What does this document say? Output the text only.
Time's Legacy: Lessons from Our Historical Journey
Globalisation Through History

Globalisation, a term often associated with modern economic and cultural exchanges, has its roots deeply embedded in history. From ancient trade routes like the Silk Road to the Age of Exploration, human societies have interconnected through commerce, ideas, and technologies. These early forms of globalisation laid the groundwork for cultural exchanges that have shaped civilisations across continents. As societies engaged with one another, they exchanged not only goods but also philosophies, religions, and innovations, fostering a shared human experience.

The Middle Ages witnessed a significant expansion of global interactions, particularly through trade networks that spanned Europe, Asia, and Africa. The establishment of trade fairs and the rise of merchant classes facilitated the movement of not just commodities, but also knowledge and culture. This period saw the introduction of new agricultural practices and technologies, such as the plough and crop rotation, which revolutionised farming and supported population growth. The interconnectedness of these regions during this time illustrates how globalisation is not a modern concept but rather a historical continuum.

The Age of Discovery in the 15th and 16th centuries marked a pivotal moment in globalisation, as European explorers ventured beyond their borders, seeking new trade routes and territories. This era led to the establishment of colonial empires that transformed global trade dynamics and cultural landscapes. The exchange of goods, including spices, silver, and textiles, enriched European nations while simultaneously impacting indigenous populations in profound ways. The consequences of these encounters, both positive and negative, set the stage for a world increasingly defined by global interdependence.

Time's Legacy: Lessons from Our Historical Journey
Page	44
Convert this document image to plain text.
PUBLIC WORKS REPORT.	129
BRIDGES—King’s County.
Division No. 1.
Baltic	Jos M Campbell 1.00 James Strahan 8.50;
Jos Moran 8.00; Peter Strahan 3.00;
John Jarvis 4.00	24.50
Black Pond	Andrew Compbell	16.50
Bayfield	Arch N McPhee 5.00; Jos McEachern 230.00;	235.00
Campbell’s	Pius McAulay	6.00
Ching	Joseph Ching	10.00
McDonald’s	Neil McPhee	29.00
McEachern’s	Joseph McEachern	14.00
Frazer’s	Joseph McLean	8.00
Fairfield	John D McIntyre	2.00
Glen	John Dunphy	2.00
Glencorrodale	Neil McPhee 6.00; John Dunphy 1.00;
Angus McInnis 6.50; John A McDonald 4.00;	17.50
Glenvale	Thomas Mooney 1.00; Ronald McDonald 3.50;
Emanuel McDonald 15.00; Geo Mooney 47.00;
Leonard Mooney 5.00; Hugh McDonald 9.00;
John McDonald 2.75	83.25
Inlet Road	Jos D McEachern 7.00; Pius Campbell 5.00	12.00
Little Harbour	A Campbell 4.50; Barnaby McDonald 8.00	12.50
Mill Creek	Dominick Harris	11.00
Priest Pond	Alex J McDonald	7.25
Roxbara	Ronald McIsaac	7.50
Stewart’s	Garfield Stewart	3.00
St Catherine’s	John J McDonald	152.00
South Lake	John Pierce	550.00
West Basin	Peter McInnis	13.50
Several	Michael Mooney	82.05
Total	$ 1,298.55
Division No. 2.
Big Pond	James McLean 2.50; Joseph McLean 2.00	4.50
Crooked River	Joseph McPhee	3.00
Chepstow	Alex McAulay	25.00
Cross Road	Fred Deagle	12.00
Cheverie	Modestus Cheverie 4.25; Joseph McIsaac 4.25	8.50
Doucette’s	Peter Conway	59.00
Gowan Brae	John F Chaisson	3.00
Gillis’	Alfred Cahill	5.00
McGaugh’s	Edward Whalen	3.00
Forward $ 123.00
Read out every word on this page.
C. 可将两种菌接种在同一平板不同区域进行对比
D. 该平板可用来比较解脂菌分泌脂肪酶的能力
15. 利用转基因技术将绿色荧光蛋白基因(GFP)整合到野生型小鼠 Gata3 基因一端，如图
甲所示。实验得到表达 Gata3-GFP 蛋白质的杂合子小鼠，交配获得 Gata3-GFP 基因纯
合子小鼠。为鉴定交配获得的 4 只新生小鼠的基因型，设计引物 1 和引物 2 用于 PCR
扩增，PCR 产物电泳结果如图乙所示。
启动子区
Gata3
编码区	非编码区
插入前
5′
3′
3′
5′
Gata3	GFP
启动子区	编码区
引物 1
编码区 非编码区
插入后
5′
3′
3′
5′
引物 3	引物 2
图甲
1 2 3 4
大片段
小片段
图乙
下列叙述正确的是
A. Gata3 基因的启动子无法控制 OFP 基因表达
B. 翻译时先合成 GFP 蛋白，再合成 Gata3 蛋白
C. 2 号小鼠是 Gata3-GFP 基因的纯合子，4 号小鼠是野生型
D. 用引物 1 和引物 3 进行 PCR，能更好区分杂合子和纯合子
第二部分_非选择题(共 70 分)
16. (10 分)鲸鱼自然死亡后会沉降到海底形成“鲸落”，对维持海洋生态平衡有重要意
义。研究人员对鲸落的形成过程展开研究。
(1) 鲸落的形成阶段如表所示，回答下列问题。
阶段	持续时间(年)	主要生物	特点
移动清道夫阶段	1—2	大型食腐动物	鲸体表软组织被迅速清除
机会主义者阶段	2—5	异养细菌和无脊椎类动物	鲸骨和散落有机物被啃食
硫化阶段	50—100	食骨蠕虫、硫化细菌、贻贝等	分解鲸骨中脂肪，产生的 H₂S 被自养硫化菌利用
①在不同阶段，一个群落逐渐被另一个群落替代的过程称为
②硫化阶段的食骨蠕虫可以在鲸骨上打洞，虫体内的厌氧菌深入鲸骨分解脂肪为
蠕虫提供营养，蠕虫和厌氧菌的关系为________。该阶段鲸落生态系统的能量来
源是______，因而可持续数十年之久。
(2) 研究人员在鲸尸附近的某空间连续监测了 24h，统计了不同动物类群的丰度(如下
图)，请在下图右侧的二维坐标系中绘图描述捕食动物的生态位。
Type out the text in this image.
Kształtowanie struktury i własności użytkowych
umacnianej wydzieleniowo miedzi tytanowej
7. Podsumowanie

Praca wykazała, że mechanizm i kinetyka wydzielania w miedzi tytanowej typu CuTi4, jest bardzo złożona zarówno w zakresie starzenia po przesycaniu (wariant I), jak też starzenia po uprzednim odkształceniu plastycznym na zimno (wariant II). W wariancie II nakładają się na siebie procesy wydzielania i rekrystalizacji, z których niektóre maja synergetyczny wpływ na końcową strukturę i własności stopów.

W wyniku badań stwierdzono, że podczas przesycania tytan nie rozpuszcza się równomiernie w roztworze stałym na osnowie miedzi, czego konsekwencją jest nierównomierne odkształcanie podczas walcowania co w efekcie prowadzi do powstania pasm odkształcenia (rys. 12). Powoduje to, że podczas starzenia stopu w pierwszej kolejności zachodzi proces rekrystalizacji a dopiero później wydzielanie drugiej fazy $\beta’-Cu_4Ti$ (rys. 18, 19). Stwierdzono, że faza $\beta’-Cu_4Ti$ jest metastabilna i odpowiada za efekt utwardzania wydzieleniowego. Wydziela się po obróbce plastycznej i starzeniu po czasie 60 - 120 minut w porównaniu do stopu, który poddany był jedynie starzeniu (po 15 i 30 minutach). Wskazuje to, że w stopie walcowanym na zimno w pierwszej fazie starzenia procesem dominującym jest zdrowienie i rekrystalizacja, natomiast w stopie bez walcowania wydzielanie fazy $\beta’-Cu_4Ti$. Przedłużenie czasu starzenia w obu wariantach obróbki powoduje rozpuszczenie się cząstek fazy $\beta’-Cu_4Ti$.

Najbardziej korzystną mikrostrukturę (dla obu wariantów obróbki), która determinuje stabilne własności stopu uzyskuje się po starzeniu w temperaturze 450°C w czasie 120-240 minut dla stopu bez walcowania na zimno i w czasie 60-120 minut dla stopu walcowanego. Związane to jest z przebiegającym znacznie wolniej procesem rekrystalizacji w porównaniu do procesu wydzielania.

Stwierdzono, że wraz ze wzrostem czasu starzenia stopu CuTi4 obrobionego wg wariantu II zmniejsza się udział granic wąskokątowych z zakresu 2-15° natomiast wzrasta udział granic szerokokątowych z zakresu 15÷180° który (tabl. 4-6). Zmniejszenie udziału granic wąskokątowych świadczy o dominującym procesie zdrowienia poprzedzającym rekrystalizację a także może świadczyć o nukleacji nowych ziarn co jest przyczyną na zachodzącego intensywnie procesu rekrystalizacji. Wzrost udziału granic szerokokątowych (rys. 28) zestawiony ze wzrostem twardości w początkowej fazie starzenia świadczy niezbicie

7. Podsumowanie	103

• • • • • • •

▶ _Exercise brief_: Report every line in the data above in which the word "Ronald" appears.

▶ _Completed exercise_:
Glenvale	Thomas Mooney 1.00; Ronald McDonald 3.50;
Roxbara	Ronald McIsaac	7.50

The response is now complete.